INSTRUCTIONS TO FOLLOW |
Return all lines that include the string "raft".

— begin —

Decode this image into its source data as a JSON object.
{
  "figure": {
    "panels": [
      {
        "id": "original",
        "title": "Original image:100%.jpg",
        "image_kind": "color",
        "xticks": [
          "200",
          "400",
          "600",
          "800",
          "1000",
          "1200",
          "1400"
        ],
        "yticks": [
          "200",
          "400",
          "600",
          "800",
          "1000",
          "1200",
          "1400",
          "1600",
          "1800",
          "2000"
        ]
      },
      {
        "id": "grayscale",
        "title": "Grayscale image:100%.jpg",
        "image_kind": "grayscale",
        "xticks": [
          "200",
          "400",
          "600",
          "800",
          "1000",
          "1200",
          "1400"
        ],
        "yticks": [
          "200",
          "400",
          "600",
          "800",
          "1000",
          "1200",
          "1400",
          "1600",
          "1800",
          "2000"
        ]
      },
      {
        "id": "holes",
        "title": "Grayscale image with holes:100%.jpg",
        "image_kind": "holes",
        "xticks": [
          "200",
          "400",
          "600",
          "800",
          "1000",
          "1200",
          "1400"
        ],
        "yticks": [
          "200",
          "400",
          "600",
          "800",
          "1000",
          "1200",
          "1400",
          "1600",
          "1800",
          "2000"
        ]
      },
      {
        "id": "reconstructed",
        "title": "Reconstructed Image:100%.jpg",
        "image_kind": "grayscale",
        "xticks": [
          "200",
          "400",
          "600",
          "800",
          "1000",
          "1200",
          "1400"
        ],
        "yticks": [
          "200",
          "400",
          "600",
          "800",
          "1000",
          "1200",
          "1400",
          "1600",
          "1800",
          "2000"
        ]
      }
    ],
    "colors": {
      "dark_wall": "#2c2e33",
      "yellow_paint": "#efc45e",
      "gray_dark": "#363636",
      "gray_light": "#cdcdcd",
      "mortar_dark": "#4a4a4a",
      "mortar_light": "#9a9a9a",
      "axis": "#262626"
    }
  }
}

— end —
— begin —

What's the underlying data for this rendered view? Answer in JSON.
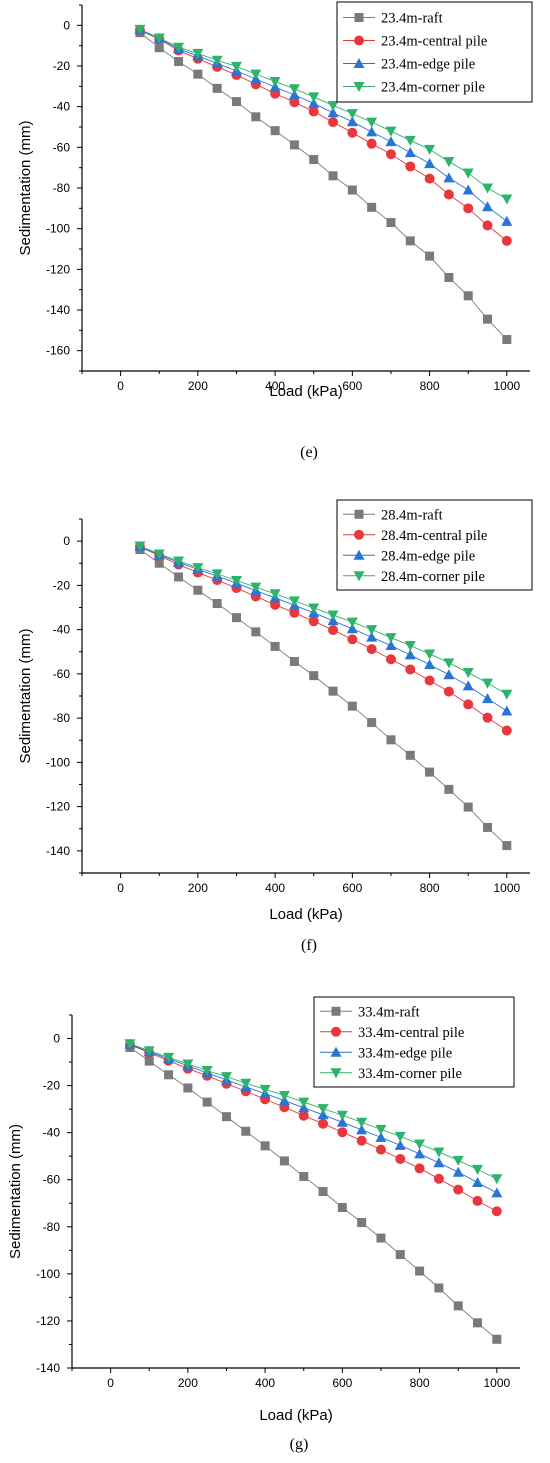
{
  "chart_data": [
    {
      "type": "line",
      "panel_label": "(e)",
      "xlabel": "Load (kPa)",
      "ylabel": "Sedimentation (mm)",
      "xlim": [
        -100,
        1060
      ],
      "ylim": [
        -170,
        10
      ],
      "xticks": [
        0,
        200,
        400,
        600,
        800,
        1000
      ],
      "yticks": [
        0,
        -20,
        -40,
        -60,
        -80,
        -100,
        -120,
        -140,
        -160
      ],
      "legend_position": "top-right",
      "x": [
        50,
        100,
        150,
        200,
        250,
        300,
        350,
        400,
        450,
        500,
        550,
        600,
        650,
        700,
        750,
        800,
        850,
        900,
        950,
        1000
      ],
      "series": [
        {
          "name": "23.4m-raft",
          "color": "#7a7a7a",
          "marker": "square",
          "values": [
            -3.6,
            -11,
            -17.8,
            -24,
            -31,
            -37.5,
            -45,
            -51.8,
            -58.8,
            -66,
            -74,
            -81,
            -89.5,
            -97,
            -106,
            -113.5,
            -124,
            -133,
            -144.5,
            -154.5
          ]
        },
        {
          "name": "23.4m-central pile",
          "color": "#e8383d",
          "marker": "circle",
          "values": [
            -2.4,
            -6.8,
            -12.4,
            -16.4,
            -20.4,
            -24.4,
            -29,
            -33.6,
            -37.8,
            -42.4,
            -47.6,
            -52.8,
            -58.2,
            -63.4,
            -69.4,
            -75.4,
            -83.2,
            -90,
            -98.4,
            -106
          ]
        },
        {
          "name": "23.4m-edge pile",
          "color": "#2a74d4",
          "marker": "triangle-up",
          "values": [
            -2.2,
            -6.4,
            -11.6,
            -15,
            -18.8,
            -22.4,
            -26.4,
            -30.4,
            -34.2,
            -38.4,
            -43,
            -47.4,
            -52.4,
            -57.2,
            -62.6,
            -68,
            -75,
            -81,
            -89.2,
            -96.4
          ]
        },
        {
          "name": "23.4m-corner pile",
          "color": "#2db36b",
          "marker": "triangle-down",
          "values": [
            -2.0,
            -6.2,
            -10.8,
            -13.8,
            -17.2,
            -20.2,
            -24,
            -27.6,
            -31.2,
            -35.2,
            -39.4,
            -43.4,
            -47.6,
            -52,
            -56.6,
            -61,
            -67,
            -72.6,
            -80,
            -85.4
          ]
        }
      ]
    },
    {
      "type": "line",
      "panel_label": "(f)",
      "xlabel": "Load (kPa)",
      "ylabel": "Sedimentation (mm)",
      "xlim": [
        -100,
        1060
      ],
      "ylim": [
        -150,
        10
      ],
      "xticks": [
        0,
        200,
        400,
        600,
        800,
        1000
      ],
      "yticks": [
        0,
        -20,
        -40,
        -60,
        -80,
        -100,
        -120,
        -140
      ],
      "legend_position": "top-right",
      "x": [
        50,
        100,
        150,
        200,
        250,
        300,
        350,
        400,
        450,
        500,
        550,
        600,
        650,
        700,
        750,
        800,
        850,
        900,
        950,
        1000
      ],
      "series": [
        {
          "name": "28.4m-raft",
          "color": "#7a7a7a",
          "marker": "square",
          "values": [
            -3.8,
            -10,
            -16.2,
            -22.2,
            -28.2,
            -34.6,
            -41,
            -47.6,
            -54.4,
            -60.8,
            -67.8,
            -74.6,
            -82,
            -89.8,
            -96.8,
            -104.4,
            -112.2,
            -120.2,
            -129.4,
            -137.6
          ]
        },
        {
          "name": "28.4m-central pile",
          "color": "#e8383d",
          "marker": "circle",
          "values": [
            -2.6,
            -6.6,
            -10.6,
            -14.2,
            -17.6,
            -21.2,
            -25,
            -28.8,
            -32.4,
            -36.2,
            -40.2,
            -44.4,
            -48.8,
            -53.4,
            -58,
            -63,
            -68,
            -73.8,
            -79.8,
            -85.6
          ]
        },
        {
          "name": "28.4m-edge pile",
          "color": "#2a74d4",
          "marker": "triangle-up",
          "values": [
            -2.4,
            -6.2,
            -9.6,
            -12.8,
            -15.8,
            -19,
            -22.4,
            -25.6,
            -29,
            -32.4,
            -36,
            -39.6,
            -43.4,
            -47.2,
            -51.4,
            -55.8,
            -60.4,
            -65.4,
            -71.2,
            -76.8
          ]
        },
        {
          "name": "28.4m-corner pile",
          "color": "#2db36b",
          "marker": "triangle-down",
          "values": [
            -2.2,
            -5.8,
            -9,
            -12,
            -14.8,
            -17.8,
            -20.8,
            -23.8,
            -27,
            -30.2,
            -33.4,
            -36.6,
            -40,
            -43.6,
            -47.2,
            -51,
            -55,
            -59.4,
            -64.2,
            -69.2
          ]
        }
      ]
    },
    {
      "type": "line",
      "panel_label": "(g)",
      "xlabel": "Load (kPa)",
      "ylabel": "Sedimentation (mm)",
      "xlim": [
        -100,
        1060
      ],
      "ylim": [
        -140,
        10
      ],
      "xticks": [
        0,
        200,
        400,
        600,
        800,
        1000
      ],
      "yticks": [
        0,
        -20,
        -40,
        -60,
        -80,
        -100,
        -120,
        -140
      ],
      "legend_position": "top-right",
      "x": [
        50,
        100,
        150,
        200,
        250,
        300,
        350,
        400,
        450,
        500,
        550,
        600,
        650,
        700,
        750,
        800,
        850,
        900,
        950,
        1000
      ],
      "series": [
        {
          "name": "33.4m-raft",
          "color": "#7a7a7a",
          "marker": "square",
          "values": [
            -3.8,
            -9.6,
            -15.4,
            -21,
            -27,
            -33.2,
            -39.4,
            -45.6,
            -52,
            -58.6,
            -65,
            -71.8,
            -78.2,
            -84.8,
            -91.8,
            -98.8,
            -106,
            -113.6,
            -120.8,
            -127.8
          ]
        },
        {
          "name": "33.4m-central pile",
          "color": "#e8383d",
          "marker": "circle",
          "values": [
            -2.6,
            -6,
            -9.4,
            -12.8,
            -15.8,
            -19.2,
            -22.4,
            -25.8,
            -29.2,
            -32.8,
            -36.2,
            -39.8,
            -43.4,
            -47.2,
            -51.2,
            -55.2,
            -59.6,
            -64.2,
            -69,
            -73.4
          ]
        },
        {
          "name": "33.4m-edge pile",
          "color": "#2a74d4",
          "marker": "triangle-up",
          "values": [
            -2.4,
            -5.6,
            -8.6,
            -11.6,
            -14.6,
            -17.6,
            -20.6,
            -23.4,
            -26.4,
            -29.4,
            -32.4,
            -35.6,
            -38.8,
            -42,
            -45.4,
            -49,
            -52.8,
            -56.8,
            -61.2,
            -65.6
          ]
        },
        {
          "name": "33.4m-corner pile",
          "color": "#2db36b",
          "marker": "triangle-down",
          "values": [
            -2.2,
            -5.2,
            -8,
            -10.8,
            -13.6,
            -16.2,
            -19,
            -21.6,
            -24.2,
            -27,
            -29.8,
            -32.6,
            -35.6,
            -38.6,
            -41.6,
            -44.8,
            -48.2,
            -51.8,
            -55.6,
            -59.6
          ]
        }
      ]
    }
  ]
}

— end —

ANSWER |
          "name": "23.4m-raft",
          "name": "28.4m-raft",
          "name": "33.4m-raft",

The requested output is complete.